Source records:
§
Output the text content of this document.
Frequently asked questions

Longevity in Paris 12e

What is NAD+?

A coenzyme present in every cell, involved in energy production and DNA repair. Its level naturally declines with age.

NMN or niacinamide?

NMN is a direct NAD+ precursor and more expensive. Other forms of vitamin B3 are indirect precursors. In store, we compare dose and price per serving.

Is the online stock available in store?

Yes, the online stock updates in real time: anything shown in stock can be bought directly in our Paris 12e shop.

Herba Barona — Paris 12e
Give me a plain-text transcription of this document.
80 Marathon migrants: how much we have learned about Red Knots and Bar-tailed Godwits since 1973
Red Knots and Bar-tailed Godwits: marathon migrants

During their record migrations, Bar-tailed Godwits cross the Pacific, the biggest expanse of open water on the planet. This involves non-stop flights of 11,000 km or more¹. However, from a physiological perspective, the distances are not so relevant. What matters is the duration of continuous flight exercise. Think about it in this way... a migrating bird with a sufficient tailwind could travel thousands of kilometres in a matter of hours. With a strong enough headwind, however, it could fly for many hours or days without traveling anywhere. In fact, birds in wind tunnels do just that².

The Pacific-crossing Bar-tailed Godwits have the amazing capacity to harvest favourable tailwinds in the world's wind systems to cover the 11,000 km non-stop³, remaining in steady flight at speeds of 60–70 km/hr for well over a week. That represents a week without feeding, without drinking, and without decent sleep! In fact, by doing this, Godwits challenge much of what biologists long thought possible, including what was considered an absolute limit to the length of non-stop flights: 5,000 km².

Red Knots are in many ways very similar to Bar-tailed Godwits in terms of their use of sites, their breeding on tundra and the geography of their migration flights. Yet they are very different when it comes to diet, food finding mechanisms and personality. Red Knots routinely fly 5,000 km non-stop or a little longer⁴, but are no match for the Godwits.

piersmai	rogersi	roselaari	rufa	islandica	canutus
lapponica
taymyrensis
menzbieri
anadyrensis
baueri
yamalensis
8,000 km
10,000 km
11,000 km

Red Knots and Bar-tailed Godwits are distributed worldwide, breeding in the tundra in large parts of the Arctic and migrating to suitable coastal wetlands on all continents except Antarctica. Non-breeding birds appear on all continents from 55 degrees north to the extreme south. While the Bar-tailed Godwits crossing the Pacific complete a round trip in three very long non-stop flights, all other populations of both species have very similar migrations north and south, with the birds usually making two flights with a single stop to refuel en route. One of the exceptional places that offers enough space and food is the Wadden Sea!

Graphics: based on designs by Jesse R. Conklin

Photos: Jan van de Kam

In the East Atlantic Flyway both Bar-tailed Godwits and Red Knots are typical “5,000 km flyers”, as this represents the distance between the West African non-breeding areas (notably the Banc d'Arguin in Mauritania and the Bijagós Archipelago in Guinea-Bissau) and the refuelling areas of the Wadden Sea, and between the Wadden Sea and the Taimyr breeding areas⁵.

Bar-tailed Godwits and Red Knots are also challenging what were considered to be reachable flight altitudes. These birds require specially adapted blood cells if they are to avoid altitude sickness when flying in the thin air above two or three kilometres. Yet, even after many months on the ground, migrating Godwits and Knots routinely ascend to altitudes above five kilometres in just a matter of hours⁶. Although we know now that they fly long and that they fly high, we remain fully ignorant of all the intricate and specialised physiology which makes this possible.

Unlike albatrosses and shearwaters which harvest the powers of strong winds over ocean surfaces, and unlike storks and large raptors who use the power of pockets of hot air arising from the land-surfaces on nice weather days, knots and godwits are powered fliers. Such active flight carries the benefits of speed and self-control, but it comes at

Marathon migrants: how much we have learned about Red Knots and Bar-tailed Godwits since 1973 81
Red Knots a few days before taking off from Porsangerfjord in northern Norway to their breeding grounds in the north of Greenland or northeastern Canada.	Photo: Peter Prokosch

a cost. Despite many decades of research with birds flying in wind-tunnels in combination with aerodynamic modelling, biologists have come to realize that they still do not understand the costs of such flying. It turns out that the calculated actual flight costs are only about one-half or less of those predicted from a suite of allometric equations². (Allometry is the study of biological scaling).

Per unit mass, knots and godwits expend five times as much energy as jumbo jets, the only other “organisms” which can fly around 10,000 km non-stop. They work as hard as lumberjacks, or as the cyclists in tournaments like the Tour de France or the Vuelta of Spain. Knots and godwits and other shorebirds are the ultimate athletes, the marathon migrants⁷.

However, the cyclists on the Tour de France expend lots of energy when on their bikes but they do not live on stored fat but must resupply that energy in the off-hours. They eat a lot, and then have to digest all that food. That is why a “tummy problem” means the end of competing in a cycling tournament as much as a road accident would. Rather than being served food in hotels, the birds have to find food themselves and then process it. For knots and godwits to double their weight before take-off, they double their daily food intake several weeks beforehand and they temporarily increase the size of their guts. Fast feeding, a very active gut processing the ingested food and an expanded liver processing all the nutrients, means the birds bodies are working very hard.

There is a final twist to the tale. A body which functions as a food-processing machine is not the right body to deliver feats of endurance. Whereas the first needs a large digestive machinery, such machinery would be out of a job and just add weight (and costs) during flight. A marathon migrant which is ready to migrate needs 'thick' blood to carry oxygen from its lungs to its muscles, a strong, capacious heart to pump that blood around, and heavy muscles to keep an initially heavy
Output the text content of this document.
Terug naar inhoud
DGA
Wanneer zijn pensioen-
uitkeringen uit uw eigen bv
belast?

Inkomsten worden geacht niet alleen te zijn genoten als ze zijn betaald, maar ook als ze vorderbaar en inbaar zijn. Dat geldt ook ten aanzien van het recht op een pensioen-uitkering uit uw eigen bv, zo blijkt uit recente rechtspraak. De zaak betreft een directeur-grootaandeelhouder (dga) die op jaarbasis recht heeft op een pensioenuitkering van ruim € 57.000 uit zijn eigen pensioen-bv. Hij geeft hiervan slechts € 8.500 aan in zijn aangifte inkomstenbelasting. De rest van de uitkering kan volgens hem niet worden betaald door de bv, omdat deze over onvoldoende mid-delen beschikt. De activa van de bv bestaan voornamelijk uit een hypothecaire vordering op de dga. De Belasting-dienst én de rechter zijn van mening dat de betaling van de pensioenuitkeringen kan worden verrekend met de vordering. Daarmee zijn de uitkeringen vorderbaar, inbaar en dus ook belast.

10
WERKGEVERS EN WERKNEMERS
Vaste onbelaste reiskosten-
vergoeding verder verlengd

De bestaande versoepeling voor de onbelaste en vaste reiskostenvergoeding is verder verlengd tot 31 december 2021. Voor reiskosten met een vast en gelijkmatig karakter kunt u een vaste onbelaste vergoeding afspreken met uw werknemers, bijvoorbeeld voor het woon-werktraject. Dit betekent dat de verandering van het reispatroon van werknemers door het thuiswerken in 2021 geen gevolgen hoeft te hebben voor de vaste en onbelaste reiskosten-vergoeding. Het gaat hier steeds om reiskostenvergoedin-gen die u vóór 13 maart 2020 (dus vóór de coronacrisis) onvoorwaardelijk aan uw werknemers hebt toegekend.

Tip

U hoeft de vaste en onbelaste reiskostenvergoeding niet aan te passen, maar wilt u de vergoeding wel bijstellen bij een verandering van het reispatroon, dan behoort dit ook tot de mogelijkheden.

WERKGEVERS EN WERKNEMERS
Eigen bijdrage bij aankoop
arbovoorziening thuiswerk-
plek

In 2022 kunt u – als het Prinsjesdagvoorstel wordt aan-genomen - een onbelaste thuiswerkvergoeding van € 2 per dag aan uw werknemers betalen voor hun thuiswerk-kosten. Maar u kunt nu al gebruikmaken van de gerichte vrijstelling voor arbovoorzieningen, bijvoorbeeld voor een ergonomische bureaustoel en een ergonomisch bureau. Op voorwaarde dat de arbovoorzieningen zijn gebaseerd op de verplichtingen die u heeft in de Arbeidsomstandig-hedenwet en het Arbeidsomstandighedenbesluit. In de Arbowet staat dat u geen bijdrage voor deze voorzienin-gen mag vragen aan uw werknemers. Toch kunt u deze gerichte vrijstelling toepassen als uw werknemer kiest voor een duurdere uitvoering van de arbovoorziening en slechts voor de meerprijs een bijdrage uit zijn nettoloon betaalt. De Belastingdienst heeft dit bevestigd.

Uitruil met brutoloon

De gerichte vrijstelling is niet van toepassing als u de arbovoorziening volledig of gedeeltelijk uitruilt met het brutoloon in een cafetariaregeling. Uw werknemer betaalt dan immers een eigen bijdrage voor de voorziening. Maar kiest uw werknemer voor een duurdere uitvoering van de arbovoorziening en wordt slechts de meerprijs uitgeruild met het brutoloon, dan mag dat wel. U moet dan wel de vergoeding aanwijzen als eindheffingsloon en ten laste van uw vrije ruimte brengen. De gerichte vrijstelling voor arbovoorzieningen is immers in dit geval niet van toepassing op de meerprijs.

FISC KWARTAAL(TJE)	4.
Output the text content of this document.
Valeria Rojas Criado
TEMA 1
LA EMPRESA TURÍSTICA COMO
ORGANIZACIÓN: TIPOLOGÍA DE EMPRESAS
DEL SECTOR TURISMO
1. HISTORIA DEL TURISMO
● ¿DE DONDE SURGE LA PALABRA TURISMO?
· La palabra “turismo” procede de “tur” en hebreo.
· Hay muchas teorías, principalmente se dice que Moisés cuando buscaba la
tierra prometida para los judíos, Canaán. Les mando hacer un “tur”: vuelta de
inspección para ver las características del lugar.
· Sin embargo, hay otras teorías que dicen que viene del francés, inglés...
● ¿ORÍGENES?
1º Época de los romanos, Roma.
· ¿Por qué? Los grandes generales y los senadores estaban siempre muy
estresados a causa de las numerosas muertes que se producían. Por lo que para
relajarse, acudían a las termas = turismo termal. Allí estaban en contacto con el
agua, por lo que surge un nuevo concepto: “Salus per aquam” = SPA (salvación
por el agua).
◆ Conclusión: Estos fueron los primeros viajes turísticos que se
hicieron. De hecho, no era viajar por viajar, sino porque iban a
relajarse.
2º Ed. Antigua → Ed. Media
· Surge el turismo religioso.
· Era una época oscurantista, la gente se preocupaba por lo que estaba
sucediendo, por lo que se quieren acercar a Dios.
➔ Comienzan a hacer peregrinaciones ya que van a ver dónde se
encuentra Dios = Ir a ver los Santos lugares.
§
What is expected: In the records above, how many lines hold the string "hacer"? Only the number should be given.

Result for this task: 2